** Task objective **
Gather all lines in the entries below that include the word "name".

>> start

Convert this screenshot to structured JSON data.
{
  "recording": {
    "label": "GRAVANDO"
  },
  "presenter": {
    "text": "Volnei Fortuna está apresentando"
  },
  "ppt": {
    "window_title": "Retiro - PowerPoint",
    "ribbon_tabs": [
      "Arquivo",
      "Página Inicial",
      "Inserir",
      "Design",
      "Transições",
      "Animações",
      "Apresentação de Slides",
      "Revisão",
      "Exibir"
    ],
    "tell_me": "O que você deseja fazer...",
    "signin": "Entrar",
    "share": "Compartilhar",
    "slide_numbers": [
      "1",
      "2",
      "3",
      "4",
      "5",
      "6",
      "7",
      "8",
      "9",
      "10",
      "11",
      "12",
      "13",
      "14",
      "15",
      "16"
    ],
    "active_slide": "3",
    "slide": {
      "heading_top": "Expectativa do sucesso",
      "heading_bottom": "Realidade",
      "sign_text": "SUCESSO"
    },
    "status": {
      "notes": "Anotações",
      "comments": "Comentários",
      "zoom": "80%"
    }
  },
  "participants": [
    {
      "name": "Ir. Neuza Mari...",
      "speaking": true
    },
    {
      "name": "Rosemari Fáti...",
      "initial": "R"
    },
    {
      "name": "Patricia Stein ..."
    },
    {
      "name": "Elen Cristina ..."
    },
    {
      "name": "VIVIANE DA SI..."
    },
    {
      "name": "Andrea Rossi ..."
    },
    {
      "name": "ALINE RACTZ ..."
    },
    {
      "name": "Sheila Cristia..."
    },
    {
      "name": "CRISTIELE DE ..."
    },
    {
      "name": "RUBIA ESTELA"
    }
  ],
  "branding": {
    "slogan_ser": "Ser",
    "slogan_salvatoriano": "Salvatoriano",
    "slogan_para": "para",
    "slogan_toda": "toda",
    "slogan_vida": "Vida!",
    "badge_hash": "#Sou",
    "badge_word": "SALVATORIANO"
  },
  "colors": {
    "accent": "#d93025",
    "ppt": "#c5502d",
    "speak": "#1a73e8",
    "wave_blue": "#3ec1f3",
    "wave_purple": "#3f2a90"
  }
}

>> end
>> start

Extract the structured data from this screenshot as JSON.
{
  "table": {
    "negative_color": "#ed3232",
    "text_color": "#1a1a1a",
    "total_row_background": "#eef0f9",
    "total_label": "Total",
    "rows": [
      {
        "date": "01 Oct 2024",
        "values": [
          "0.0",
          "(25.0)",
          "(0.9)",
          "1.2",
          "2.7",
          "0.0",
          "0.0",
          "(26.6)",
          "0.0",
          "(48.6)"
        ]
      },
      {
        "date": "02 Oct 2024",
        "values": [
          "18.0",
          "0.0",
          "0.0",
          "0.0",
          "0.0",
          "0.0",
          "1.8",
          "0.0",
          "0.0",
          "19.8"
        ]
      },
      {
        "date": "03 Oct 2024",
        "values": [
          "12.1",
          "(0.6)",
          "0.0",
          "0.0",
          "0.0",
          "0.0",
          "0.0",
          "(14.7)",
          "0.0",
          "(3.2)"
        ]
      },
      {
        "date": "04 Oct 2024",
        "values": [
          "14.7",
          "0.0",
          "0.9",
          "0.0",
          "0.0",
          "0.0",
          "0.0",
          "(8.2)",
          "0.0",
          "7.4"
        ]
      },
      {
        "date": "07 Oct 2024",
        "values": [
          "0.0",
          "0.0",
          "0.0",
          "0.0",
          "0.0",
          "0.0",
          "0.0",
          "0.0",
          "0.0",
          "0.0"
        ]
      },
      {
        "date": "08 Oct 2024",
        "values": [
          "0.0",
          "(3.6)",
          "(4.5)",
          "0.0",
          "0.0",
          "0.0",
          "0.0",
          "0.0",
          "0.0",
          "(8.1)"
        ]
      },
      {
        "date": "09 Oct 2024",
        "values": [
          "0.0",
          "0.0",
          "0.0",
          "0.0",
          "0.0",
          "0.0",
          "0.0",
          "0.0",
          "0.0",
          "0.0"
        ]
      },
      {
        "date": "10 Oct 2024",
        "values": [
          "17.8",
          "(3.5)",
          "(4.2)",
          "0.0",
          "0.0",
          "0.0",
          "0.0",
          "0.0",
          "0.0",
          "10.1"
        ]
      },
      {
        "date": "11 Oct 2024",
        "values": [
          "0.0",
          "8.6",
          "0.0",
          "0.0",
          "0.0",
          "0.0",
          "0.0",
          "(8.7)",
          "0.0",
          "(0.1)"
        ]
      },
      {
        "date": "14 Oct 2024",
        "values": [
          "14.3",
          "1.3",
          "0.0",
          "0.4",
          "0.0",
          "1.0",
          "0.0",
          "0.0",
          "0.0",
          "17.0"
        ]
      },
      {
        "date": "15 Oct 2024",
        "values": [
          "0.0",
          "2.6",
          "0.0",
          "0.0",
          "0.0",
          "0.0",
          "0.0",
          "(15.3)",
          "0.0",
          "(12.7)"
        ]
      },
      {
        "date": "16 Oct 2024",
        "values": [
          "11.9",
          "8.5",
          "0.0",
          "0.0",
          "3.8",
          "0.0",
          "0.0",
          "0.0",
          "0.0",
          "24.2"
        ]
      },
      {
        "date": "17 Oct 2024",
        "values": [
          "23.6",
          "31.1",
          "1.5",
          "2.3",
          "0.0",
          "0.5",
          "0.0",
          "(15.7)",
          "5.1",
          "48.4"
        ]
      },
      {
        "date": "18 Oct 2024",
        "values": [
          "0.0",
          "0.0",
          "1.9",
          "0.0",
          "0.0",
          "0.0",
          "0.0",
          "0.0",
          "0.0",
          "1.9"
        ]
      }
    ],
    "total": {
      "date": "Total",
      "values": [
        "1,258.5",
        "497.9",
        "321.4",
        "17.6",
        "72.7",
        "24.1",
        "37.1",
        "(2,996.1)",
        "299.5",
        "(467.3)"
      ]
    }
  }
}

>> end

** Task solution **
      "name": "Ir. Neuza Mari...",
      "name": "Rosemari Fáti...",
      "name": "Patricia Stein ..."
      "name": "Elen Cristina ..."
      "name": "VIVIANE DA SI..."
      "name": "Andrea Rossi ..."
      "name": "ALINE RACTZ ..."
      "name": "Sheila Cristia..."
      "name": "CRISTIELE DE ..."
      "name": "RUBIA ESTELA"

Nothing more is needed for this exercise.